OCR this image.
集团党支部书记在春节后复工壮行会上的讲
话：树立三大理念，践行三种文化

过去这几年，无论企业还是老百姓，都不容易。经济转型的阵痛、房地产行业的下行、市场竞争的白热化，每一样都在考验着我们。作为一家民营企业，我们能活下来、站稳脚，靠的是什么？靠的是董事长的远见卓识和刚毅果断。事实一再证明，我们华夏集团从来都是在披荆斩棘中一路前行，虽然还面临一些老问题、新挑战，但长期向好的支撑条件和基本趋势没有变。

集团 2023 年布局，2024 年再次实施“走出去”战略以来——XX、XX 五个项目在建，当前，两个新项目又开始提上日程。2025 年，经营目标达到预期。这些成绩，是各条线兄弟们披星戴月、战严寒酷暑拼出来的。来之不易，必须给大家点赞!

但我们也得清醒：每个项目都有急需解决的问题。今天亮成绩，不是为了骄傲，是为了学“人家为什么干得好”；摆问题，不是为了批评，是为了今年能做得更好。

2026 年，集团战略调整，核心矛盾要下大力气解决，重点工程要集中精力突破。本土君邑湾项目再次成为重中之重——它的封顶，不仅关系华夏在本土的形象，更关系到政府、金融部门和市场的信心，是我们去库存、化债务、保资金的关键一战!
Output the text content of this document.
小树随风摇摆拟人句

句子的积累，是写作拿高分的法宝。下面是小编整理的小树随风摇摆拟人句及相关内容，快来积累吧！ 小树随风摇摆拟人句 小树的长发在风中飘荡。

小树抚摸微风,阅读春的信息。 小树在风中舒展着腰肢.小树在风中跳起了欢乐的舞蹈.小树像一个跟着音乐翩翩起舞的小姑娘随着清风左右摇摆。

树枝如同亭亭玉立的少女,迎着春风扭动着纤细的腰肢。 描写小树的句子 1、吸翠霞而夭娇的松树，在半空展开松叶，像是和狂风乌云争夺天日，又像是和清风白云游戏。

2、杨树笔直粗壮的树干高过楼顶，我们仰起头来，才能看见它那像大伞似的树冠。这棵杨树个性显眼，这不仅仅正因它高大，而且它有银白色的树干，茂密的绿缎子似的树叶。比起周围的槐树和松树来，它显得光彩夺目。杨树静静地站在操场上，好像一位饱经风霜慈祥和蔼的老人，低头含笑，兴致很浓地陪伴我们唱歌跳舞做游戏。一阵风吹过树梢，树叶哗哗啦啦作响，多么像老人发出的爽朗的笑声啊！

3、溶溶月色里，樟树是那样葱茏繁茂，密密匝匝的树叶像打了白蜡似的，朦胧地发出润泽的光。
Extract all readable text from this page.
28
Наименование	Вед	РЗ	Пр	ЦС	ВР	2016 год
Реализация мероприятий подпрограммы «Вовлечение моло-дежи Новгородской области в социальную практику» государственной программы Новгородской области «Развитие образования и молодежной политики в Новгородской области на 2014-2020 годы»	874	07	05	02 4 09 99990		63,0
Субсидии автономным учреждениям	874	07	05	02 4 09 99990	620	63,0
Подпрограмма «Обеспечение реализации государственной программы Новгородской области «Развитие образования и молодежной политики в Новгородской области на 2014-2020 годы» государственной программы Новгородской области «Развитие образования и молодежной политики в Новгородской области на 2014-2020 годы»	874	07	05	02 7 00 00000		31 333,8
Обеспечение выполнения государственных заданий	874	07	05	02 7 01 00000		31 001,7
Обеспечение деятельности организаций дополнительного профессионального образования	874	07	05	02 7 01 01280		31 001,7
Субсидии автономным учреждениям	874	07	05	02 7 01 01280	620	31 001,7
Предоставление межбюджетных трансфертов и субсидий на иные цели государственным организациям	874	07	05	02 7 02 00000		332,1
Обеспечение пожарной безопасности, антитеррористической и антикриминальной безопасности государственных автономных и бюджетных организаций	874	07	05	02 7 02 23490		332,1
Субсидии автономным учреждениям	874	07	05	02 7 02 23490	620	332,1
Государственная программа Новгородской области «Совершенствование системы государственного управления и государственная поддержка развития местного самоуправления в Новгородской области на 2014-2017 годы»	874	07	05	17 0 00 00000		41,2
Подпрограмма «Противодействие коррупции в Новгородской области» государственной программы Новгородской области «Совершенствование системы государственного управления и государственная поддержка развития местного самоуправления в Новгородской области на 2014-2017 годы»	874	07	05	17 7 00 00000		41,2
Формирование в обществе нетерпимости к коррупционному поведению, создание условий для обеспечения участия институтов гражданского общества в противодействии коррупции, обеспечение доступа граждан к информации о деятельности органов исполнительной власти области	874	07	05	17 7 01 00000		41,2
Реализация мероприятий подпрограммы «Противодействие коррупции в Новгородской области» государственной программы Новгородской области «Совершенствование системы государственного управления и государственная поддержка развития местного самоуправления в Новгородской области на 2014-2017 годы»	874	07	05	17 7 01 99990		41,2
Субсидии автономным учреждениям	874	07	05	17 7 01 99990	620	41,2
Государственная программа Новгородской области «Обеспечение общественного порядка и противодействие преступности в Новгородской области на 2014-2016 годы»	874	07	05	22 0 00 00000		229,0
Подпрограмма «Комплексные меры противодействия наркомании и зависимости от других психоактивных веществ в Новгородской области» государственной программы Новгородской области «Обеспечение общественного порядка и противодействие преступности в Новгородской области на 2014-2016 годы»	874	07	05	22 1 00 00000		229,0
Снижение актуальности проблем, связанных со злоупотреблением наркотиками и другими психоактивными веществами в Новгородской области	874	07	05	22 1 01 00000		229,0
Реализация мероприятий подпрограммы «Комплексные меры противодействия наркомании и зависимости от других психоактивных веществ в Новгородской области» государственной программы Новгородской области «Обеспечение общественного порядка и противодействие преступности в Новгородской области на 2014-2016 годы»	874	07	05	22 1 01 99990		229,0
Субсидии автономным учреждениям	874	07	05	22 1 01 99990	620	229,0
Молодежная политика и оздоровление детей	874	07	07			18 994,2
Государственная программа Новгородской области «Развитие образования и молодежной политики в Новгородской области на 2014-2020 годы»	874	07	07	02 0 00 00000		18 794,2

> Instructions to follow
All of the data shown above must be copied exactly.

> Written answer
OCR this image.
集团党支部书记在春节后复工壮行会上的讲
话：树立三大理念，践行三种文化

过去这几年，无论企业还是老百姓，都不容易。经济转型的阵痛、房地产行业的下行、市场竞争的白热化，每一样都在考验着我们。作为一家民营企业，我们能活下来、站稳脚，靠的是什么？靠的是董事长的远见卓识和刚毅果断。事实一再证明，我们华夏集团从来都是在披荆斩棘中一路前行，虽然还面临一些老问题、新挑战，但长期向好的支撑条件和基本趋势没有变。

集团 2023 年布局，2024 年再次实施“走出去”战略以来——XX、XX 五个项目在建，当前，两个新项目又开始提上日程。2025 年，经营目标达到预期。这些成绩，是各条线兄弟们披星戴月、战严寒酷暑拼出来的。来之不易，必须给大家点赞!

但我们也得清醒：每个项目都有急需解决的问题。今天亮成绩，不是为了骄傲，是为了学“人家为什么干得好”；摆问题，不是为了批评，是为了今年能做得更好。

2026 年，集团战略调整，核心矛盾要下大力气解决，重点工程要集中精力突破。本土君邑湾项目再次成为重中之重——它的封顶，不仅关系华夏在本土的形象，更关系到政府、金融部门和市场的信心，是我们去库存、化债务、保资金的关键一战!
Output the text content of this document.
小树随风摇摆拟人句

句子的积累，是写作拿高分的法宝。下面是小编整理的小树随风摇摆拟人句及相关内容，快来积累吧！ 小树随风摇摆拟人句 小树的长发在风中飘荡。

小树抚摸微风,阅读春的信息。 小树在风中舒展着腰肢.小树在风中跳起了欢乐的舞蹈.小树像一个跟着音乐翩翩起舞的小姑娘随着清风左右摇摆。

树枝如同亭亭玉立的少女,迎着春风扭动着纤细的腰肢。 描写小树的句子 1、吸翠霞而夭娇的松树，在半空展开松叶，像是和狂风乌云争夺天日，又像是和清风白云游戏。

2、杨树笔直粗壮的树干高过楼顶，我们仰起头来，才能看见它那像大伞似的树冠。这棵杨树个性显眼，这不仅仅正因它高大，而且它有银白色的树干，茂密的绿缎子似的树叶。比起周围的槐树和松树来，它显得光彩夺目。杨树静静地站在操场上，好像一位饱经风霜慈祥和蔼的老人，低头含笑，兴致很浓地陪伴我们唱歌跳舞做游戏。一阵风吹过树梢，树叶哗哗啦啦作响，多么像老人发出的爽朗的笑声啊！

3、溶溶月色里，樟树是那样葱茏繁茂，密密匝匝的树叶像打了白蜡似的，朦胧地发出润泽的光。
Extract all readable text from this page.
28
Наименование	Вед	РЗ	Пр	ЦС	ВР	2016 год
Реализация мероприятий подпрограммы «Вовлечение моло-дежи Новгородской области в социальную практику» государственной программы Новгородской области «Развитие образования и молодежной политики в Новгородской области на 2014-2020 годы»	874	07	05	02 4 09 99990		63,0
Субсидии автономным учреждениям	874	07	05	02 4 09 99990	620	63,0
Подпрограмма «Обеспечение реализации государственной программы Новгородской области «Развитие образования и молодежной политики в Новгородской области на 2014-2020 годы» государственной программы Новгородской области «Развитие образования и молодежной политики в Новгородской области на 2014-2020 годы»	874	07	05	02 7 00 00000		31 333,8
Обеспечение выполнения государственных заданий	874	07	05	02 7 01 00000		31 001,7
Обеспечение деятельности организаций дополнительного профессионального образования	874	07	05	02 7 01 01280		31 001,7
Субсидии автономным учреждениям	874	07	05	02 7 01 01280	620	31 001,7
Предоставление межбюджетных трансфертов и субсидий на иные цели государственным организациям	874	07	05	02 7 02 00000		332,1
Обеспечение пожарной безопасности, антитеррористической и антикриминальной безопасности государственных автономных и бюджетных организаций	874	07	05	02 7 02 23490		332,1
Субсидии автономным учреждениям	874	07	05	02 7 02 23490	620	332,1
Государственная программа Новгородской области «Совершенствование системы государственного управления и государственная поддержка развития местного самоуправления в Новгородской области на 2014-2017 годы»	874	07	05	17 0 00 00000		41,2
Подпрограмма «Противодействие коррупции в Новгородской области» государственной программы Новгородской области «Совершенствование системы государственного управления и государственная поддержка развития местного самоуправления в Новгородской области на 2014-2017 годы»	874	07	05	17 7 00 00000		41,2
Формирование в обществе нетерпимости к коррупционному поведению, создание условий для обеспечения участия институтов гражданского общества в противодействии коррупции, обеспечение доступа граждан к информации о деятельности органов исполнительной власти области	874	07	05	17 7 01 00000		41,2
Реализация мероприятий подпрограммы «Противодействие коррупции в Новгородской области» государственной программы Новгородской области «Совершенствование системы государственного управления и государственная поддержка развития местного самоуправления в Новгородской области на 2014-2017 годы»	874	07	05	17 7 01 99990		41,2
Субсидии автономным учреждениям	874	07	05	17 7 01 99990	620	41,2
Государственная программа Новгородской области «Обеспечение общественного порядка и противодействие преступности в Новгородской области на 2014-2016 годы»	874	07	05	22 0 00 00000		229,0
Подпрограмма «Комплексные меры противодействия наркомании и зависимости от других психоактивных веществ в Новгородской области» государственной программы Новгородской области «Обеспечение общественного порядка и противодействие преступности в Новгородской области на 2014-2016 годы»	874	07	05	22 1 00 00000		229,0
Снижение актуальности проблем, связанных со злоупотреблением наркотиками и другими психоактивными веществами в Новгородской области	874	07	05	22 1 01 00000		229,0
Реализация мероприятий подпрограммы «Комплексные меры противодействия наркомании и зависимости от других психоактивных веществ в Новгородской области» государственной программы Новгородской области «Обеспечение общественного порядка и противодействие преступности в Новгородской области на 2014-2016 годы»	874	07	05	22 1 01 99990		229,0
Субсидии автономным учреждениям	874	07	05	22 1 01 99990	620	229,0
Молодежная политика и оздоровление детей	874	07	07			18 994,2
Государственная программа Новгородской области «Развитие образования и молодежной политики в Новгородской области на 2014-2020 годы»	874	07	07	02 0 00 00000		18 794,2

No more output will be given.